*Excerpted text:*

****

We analyzed the zygosity and specificity of pac cassette knockin at the AAVS1 locus by Southern blotting and an integration-specific PCR assay (Figures S4A and S4B). We found that 50% of the clones (24/48) were correctly targeted without additional random integration. Of these, 21/24 were heterozygous and 3/24 were homozygous (Figure S4C). We observed concordance between results from Southern blotting and the PCR-based assay. With the PCR-based assay, representative cell lines harbored the pac cassette at AAVS1 (Figure 3) and none displayed evidence of additional aspecific integration events (data not shown). In addition, all lines analyzed exhibited the typical pluripotent cell morphology and karyotypic stability as well as expression of pluripotency markers (Figure 3), and maintained a capacity to form high-representation cardiomyocyte cultures (data not shown).

****

*Source material:*
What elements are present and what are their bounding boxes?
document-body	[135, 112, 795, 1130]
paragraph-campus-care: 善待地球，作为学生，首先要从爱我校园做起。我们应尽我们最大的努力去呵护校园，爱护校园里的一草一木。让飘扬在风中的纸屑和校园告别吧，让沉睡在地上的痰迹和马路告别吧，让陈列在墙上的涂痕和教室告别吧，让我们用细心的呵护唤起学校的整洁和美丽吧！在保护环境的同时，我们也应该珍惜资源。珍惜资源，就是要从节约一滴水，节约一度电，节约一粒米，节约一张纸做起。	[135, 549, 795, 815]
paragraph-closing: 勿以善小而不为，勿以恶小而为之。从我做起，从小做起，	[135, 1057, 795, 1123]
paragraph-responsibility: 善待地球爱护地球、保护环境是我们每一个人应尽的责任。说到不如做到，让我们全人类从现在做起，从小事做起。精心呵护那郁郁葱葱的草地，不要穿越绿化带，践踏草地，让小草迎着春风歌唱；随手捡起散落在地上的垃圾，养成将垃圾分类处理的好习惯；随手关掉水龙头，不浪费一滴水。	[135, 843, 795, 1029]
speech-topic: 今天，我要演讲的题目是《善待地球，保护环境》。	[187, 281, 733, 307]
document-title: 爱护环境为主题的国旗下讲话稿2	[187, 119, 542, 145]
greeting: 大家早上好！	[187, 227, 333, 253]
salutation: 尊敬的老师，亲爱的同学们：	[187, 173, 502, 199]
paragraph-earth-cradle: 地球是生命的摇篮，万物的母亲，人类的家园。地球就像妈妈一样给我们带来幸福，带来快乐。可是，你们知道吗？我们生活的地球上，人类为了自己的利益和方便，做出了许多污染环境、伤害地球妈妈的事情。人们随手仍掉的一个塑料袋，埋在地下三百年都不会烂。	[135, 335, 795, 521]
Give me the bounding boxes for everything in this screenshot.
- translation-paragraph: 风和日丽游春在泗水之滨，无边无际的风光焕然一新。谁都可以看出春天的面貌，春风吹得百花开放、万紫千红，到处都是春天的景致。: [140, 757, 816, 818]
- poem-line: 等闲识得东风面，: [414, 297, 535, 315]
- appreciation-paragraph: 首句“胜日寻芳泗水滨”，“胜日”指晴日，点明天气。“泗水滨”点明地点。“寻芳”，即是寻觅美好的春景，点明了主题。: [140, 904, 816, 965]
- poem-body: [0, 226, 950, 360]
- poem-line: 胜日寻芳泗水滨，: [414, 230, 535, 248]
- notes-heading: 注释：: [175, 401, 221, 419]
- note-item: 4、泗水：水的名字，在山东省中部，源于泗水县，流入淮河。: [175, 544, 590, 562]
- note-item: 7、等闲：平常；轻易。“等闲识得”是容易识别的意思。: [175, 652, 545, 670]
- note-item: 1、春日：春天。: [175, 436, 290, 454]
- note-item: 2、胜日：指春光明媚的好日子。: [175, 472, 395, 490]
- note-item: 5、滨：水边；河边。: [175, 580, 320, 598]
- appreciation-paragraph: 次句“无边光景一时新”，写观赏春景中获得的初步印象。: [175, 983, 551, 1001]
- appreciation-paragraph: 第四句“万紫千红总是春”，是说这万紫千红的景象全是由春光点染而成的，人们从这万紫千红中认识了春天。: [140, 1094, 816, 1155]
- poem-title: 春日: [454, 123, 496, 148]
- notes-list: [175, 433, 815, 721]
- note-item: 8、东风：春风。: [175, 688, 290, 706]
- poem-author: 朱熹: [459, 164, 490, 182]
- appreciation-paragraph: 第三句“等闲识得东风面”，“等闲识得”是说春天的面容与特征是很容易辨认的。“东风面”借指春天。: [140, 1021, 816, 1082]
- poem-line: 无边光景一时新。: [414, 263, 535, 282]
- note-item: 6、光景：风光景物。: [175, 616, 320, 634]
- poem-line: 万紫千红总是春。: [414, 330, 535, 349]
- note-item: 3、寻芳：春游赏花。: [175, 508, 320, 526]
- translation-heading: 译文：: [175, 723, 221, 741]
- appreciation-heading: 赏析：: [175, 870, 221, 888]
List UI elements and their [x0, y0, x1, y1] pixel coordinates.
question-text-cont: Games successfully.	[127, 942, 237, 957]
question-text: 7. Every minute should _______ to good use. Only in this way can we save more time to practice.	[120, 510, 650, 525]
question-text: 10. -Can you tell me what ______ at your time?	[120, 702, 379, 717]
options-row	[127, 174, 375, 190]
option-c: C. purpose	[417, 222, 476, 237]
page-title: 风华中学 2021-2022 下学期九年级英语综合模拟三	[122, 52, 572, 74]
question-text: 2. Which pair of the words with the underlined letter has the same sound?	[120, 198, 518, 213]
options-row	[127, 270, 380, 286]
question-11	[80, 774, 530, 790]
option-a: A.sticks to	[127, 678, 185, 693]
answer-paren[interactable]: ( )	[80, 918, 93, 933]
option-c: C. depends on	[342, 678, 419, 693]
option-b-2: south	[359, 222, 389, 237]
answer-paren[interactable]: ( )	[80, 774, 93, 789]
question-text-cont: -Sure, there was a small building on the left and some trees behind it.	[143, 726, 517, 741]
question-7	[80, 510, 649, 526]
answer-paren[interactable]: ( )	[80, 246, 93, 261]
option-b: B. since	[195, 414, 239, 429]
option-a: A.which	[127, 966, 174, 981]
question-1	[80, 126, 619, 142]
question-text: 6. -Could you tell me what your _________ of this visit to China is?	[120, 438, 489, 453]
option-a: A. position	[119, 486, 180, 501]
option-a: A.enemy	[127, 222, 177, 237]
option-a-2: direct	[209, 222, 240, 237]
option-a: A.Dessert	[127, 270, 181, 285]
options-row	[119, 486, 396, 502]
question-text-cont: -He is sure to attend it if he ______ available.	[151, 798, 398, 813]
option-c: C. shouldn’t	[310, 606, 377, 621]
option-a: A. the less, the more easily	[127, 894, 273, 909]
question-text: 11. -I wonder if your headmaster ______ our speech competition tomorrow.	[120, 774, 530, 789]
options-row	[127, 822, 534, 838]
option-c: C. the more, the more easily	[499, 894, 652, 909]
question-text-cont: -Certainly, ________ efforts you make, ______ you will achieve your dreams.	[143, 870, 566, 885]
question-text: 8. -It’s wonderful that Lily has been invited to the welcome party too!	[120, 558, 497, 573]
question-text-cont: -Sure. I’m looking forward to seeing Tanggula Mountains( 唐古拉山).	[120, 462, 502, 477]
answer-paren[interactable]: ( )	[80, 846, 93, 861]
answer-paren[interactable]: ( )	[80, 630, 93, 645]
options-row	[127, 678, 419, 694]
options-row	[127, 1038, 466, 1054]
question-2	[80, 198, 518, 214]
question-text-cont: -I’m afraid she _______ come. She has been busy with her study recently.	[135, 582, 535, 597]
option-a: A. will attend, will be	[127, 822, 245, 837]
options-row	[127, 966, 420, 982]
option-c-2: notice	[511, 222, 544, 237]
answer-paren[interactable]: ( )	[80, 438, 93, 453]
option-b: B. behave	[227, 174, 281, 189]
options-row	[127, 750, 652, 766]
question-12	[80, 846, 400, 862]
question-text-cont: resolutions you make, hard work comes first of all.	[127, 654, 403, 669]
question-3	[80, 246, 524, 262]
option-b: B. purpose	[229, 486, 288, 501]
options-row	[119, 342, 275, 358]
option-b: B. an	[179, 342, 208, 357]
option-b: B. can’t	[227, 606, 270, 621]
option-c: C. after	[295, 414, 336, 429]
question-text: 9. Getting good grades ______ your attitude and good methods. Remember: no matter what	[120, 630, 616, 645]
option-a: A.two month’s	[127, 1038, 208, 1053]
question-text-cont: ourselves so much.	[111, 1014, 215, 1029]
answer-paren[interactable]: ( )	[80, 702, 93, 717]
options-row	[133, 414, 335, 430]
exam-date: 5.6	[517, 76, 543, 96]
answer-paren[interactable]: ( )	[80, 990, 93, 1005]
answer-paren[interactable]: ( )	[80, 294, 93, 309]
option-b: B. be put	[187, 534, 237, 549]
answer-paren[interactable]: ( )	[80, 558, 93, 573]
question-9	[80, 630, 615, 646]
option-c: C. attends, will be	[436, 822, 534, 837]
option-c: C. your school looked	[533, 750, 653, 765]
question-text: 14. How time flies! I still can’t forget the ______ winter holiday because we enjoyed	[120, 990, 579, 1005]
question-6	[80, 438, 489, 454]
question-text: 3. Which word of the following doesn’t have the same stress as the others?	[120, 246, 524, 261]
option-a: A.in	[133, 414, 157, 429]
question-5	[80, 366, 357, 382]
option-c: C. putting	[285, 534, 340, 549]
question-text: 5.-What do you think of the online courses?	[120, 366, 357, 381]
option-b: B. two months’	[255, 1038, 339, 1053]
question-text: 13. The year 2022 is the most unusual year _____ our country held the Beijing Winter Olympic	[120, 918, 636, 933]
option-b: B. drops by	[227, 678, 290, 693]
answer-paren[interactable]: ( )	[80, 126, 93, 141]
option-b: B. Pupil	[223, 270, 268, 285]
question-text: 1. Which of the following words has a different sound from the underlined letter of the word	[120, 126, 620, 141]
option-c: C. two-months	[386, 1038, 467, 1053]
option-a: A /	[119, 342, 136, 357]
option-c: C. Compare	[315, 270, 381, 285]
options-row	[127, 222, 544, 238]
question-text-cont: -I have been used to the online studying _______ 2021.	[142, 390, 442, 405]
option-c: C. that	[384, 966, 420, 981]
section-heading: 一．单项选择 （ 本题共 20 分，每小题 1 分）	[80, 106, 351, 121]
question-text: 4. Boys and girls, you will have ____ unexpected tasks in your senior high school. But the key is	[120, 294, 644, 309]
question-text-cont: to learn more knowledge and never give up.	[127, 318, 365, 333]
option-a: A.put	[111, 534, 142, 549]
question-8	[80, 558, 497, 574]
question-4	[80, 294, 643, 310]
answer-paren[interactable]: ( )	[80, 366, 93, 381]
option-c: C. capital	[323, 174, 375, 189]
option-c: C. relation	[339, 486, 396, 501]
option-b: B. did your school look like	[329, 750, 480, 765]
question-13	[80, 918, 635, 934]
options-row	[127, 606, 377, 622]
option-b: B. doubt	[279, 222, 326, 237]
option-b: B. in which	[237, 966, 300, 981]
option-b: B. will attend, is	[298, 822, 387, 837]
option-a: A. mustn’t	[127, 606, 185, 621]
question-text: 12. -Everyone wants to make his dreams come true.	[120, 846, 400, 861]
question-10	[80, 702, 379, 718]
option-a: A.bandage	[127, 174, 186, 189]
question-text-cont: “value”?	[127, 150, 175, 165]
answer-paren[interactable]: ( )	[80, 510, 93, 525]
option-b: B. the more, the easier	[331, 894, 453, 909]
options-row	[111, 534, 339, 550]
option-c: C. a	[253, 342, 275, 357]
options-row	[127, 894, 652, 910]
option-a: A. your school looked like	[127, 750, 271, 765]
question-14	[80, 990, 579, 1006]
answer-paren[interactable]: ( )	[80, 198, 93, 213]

****

Copy out the AAVS1 knockin passage from "We analyzed the" up to and including "cultures (data not shown).". The material has no connection to the text.

*Your response:*
We analyzed the zygosity and specificity of pac cassette knockin at the AAVS1 locus by Southern blotting and an integration-specific PCR assay (Figures S4A and S4B). We found that 50% of the clones (24/48) were correctly targeted without additional random integration. Of these, 21/24 were heterozygous and 3/24 were homozygous (Figure S4C). We observed concordance between results from Southern blotting and the PCR-based assay. With the PCR-based assay, representative cell lines harbored the pac cassette at AAVS1 (Figure 3) and none displayed evidence of additional aspecific integration events (data not shown). In addition, all lines analyzed exhibited the typical pluripotent cell morphology and karyotypic stability as well as expression of pluripotency markers (Figure 3), and maintained a capacity to form high-representation cardiomyocyte cultures (data not shown).